Work to do:
Copy out lines with the word "value" from the material that follows.

_ _ _ _

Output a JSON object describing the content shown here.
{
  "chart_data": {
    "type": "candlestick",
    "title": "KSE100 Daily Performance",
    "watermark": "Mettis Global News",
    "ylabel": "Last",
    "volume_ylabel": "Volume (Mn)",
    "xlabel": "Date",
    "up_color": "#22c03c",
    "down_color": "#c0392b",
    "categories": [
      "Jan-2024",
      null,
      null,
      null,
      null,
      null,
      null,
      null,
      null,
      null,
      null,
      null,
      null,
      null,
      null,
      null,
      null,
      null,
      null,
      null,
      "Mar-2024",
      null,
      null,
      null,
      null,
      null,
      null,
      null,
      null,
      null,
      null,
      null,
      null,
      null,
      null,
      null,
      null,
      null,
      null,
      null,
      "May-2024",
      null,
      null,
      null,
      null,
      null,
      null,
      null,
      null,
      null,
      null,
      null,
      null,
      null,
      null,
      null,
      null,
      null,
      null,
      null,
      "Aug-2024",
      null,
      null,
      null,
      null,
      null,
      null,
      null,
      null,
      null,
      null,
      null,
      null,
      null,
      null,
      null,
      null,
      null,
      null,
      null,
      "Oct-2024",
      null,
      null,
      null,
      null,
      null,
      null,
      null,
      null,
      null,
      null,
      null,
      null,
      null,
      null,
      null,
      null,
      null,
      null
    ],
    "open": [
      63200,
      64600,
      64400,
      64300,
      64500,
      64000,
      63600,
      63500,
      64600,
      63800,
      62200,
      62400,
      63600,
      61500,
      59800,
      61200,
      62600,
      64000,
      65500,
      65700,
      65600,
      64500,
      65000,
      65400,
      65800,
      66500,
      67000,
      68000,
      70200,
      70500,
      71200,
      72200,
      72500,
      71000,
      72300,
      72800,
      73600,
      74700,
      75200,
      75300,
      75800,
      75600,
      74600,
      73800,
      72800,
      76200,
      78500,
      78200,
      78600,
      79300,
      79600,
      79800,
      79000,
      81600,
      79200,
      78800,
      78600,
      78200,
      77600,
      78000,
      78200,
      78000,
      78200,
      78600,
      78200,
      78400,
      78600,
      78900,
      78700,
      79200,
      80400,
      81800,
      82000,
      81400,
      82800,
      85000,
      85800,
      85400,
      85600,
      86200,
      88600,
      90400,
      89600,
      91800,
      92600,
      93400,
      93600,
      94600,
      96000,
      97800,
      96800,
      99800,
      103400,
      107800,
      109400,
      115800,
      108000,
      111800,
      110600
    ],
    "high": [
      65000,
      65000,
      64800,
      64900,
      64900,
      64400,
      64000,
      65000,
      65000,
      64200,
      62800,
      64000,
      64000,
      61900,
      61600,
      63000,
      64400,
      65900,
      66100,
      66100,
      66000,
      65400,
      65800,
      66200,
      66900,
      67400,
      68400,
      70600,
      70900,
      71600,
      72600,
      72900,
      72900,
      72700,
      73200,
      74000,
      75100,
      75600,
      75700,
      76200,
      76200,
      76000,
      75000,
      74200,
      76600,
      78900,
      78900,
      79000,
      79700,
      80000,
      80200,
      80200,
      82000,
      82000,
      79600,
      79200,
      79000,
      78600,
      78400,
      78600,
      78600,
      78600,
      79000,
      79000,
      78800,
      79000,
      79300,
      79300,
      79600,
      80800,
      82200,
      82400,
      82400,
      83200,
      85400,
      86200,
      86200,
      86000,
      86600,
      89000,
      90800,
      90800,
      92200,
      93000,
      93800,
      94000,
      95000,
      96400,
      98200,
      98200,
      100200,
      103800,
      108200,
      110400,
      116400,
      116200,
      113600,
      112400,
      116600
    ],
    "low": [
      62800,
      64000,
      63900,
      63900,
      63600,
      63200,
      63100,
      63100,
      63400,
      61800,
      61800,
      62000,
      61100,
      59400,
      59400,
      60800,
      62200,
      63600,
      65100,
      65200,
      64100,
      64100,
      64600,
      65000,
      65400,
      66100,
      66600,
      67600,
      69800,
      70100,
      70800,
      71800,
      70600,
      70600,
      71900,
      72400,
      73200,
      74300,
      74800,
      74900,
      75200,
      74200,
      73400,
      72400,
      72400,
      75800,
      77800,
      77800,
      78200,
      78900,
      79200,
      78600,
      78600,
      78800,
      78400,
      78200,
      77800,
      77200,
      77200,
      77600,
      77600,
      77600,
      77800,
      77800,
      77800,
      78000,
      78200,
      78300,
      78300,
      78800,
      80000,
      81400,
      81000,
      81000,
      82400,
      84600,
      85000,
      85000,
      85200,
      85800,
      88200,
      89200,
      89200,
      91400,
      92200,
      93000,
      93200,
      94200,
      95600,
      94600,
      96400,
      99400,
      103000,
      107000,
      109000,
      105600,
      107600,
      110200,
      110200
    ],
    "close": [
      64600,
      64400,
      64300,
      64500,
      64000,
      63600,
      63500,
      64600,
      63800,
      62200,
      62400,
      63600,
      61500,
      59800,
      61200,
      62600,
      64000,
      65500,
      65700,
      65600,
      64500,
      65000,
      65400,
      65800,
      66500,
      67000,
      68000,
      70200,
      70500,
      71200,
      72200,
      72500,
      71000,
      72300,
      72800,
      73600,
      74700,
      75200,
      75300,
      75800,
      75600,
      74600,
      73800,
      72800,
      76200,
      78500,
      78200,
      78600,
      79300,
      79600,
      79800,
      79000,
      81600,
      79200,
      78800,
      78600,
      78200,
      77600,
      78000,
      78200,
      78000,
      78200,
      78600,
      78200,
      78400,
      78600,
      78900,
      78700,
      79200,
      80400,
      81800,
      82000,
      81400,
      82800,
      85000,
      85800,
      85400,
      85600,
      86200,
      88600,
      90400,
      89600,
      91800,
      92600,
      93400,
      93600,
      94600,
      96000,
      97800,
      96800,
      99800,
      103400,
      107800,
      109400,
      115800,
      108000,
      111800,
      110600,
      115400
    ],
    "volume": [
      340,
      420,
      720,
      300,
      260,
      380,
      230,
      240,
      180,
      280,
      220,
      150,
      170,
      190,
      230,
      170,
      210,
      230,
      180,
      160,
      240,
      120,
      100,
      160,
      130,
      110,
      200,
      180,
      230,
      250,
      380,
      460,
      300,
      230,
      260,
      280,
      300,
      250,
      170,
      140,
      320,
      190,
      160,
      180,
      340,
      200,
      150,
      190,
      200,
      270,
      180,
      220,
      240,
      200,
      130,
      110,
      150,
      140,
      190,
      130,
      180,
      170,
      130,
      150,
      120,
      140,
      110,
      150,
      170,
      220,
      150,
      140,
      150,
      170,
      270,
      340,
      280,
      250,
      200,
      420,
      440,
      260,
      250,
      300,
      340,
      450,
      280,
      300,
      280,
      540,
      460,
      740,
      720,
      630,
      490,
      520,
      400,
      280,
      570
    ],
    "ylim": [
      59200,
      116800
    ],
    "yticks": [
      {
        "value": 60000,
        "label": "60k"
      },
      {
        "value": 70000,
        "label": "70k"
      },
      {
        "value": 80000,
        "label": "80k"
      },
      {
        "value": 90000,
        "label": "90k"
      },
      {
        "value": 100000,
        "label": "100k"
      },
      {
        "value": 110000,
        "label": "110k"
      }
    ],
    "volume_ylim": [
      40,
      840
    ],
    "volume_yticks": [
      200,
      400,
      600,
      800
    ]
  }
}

_ _ _ _

Written solution:
        "value": 60000,
        "value": 70000,
        "value": 80000,
        "value": 90000,
        "value": 100000,
        "value": 110000,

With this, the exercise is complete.